> _WHAT IS NEEDED_: Render the following material again verbatim, leaving nothing out.

====== RECORD EXCERPTS

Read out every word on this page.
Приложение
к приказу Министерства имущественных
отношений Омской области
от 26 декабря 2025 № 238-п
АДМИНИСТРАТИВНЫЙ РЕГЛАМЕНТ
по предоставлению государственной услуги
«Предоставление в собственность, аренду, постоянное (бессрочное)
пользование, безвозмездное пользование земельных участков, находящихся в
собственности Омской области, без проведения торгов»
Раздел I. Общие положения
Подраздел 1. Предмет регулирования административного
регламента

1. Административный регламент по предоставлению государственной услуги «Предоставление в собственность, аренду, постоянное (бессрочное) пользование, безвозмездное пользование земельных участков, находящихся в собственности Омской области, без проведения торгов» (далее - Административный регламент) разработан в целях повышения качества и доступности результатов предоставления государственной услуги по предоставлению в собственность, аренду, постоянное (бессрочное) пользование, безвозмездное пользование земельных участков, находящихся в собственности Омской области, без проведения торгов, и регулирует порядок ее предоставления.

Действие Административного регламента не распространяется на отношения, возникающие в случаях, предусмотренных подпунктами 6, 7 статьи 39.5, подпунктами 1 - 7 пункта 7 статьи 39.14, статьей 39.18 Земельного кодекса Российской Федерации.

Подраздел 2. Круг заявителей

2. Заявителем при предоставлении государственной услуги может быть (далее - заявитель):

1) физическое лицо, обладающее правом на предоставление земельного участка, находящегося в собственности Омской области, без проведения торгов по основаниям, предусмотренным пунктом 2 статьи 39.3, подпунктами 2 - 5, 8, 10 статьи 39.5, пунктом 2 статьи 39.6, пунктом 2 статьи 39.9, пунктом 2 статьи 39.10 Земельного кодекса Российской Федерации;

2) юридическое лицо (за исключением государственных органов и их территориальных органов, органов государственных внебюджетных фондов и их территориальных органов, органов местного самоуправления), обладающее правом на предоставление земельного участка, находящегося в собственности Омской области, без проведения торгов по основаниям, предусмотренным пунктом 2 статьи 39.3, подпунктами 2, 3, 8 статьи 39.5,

============

> _THE REPLY_:
Read out every word on this page.
Приложение
к приказу Министерства имущественных
отношений Омской области
от 26 декабря 2025 № 238-п
АДМИНИСТРАТИВНЫЙ РЕГЛАМЕНТ
по предоставлению государственной услуги
«Предоставление в собственность, аренду, постоянное (бессрочное)
пользование, безвозмездное пользование земельных участков, находящихся в
собственности Омской области, без проведения торгов»
Раздел I. Общие положения
Подраздел 1. Предмет регулирования административного
регламента

1. Административный регламент по предоставлению государственной услуги «Предоставление в собственность, аренду, постоянное (бессрочное) пользование, безвозмездное пользование земельных участков, находящихся в собственности Омской области, без проведения торгов» (далее - Административный регламент) разработан в целях повышения качества и доступности результатов предоставления государственной услуги по предоставлению в собственность, аренду, постоянное (бессрочное) пользование, безвозмездное пользование земельных участков, находящихся в собственности Омской области, без проведения торгов, и регулирует порядок ее предоставления.

Действие Административного регламента не распространяется на отношения, возникающие в случаях, предусмотренных подпунктами 6, 7 статьи 39.5, подпунктами 1 - 7 пункта 7 статьи 39.14, статьей 39.18 Земельного кодекса Российской Федерации.

Подраздел 2. Круг заявителей

2. Заявителем при предоставлении государственной услуги может быть (далее - заявитель):

1) физическое лицо, обладающее правом на предоставление земельного участка, находящегося в собственности Омской области, без проведения торгов по основаниям, предусмотренным пунктом 2 статьи 39.3, подпунктами 2 - 5, 8, 10 статьи 39.5, пунктом 2 статьи 39.6, пунктом 2 статьи 39.9, пунктом 2 статьи 39.10 Земельного кодекса Российской Федерации;

2) юридическое лицо (за исключением государственных органов и их территориальных органов, органов государственных внебюджетных фондов и их территориальных органов, органов местного самоуправления), обладающее правом на предоставление земельного участка, находящегося в собственности Омской области, без проведения торгов по основаниям, предусмотренным пунктом 2 статьи 39.3, подпунктами 2, 3, 8 статьи 39.5,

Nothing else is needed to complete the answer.